>> START

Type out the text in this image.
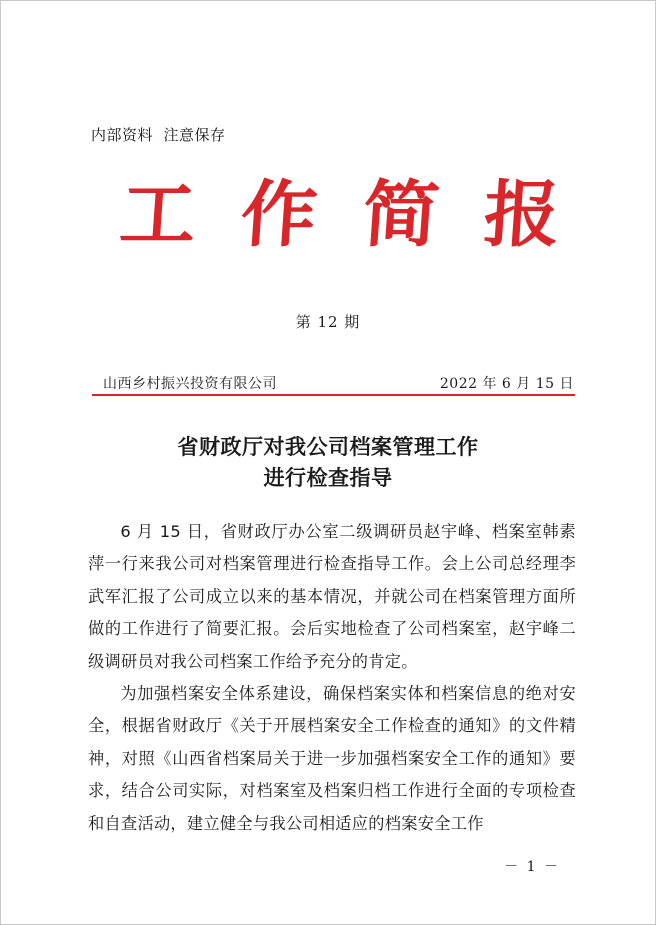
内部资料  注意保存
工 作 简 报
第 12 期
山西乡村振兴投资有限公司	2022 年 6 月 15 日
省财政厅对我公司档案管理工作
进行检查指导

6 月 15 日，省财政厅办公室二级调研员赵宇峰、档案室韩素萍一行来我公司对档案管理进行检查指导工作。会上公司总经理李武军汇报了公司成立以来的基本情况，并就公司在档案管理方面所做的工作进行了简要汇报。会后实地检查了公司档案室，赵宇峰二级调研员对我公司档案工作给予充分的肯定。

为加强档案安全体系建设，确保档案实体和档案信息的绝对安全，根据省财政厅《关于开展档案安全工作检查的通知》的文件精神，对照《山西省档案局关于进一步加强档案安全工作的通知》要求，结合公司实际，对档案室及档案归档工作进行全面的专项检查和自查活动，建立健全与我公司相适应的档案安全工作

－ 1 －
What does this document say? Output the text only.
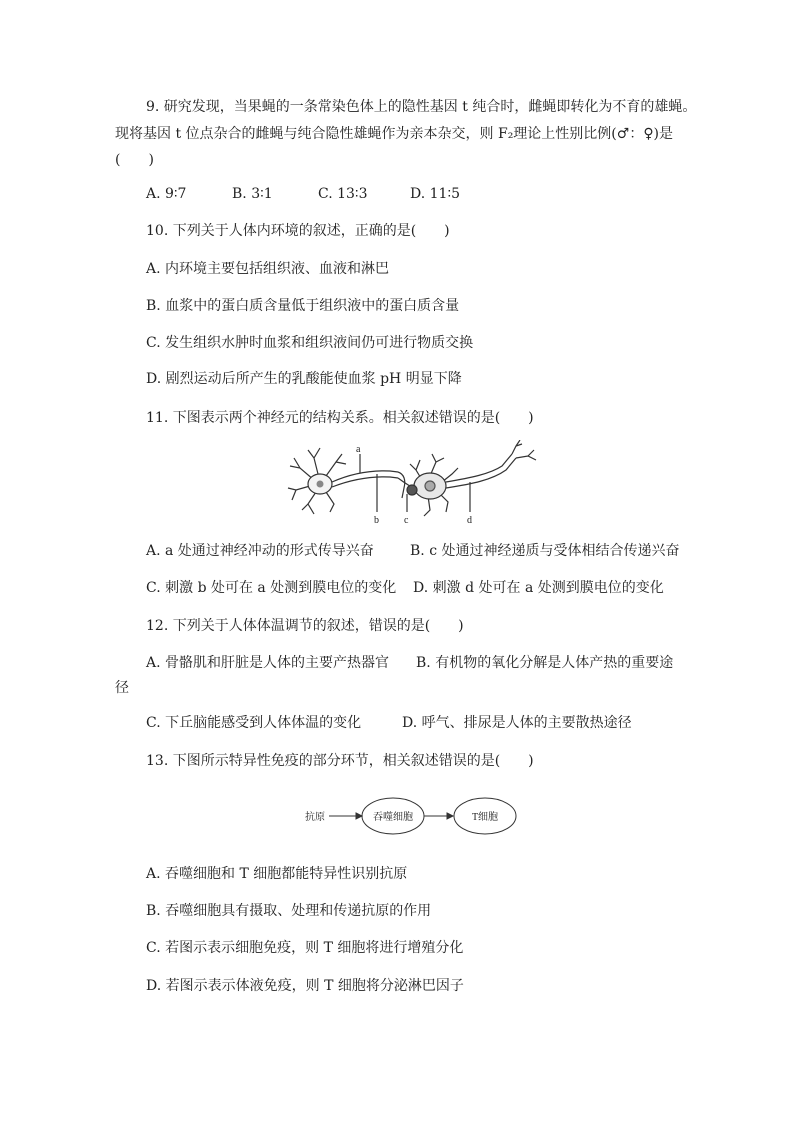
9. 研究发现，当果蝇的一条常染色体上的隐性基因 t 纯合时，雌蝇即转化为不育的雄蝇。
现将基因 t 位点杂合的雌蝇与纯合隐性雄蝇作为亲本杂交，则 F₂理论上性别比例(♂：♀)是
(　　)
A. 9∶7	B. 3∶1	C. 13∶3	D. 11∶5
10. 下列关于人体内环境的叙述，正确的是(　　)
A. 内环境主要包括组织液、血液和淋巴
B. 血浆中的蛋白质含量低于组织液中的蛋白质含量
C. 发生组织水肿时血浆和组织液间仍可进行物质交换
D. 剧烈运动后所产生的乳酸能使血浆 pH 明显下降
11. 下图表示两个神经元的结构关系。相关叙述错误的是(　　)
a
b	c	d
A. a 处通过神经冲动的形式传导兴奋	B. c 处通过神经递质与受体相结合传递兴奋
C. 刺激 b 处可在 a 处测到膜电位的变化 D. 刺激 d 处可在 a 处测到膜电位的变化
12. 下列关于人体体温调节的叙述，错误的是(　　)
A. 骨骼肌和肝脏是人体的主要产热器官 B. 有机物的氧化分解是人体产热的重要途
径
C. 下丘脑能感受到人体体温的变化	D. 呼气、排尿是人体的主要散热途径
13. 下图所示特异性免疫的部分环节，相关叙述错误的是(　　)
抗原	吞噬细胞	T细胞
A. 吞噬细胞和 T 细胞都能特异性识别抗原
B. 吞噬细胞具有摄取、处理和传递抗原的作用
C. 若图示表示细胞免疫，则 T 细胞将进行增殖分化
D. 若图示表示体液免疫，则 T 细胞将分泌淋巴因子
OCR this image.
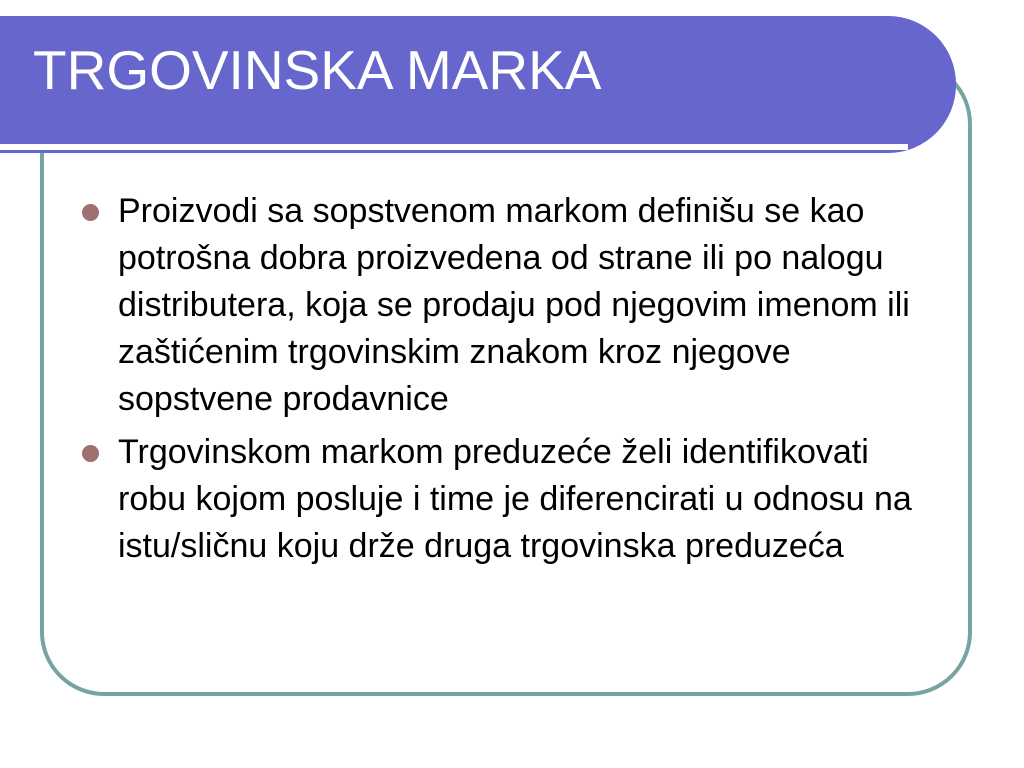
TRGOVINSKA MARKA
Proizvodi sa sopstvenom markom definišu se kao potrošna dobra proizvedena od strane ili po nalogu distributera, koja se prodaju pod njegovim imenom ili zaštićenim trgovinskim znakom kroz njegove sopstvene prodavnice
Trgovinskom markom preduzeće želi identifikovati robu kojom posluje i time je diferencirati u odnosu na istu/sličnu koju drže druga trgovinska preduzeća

>> END

**The request**
Copy every line above word for word and exclude the pictures.

**Task answer**
Type out the text in this image.
内部资料  注意保存
工 作 简 报
第 12 期
山西乡村振兴投资有限公司	2022 年 6 月 15 日
省财政厅对我公司档案管理工作
进行检查指导

6 月 15 日，省财政厅办公室二级调研员赵宇峰、档案室韩素萍一行来我公司对档案管理进行检查指导工作。会上公司总经理李武军汇报了公司成立以来的基本情况，并就公司在档案管理方面所做的工作进行了简要汇报。会后实地检查了公司档案室，赵宇峰二级调研员对我公司档案工作给予充分的肯定。

为加强档案安全体系建设，确保档案实体和档案信息的绝对安全，根据省财政厅《关于开展档案安全工作检查的通知》的文件精神，对照《山西省档案局关于进一步加强档案安全工作的通知》要求，结合公司实际，对档案室及档案归档工作进行全面的专项检查和自查活动，建立健全与我公司相适应的档案安全工作

－ 1 －
What does this document say? Output the text only.
9. 研究发现，当果蝇的一条常染色体上的隐性基因 t 纯合时，雌蝇即转化为不育的雄蝇。
现将基因 t 位点杂合的雌蝇与纯合隐性雄蝇作为亲本杂交，则 F₂理论上性别比例(♂：♀)是
(　　)
A. 9∶7	B. 3∶1	C. 13∶3	D. 11∶5
10. 下列关于人体内环境的叙述，正确的是(　　)
A. 内环境主要包括组织液、血液和淋巴
B. 血浆中的蛋白质含量低于组织液中的蛋白质含量
C. 发生组织水肿时血浆和组织液间仍可进行物质交换
D. 剧烈运动后所产生的乳酸能使血浆 pH 明显下降
11. 下图表示两个神经元的结构关系。相关叙述错误的是(　　)
a
b	c	d
A. a 处通过神经冲动的形式传导兴奋	B. c 处通过神经递质与受体相结合传递兴奋
C. 刺激 b 处可在 a 处测到膜电位的变化 D. 刺激 d 处可在 a 处测到膜电位的变化
12. 下列关于人体体温调节的叙述，错误的是(　　)
A. 骨骼肌和肝脏是人体的主要产热器官 B. 有机物的氧化分解是人体产热的重要途
径
C. 下丘脑能感受到人体体温的变化	D. 呼气、排尿是人体的主要散热途径
13. 下图所示特异性免疫的部分环节，相关叙述错误的是(　　)
抗原	吞噬细胞	T细胞
A. 吞噬细胞和 T 细胞都能特异性识别抗原
B. 吞噬细胞具有摄取、处理和传递抗原的作用
C. 若图示表示细胞免疫，则 T 细胞将进行增殖分化
D. 若图示表示体液免疫，则 T 细胞将分泌淋巴因子
OCR this image.
TRGOVINSKA MARKA
Proizvodi sa sopstvenom markom definišu se kao potrošna dobra proizvedena od strane ili po nalogu distributera, koja se prodaju pod njegovim imenom ili zaštićenim trgovinskim znakom kroz njegove sopstvene prodavnice
Trgovinskom markom preduzeće želi identifikovati robu kojom posluje i time je diferencirati u odnosu na istu/sličnu koju drže druga trgovinska preduzeća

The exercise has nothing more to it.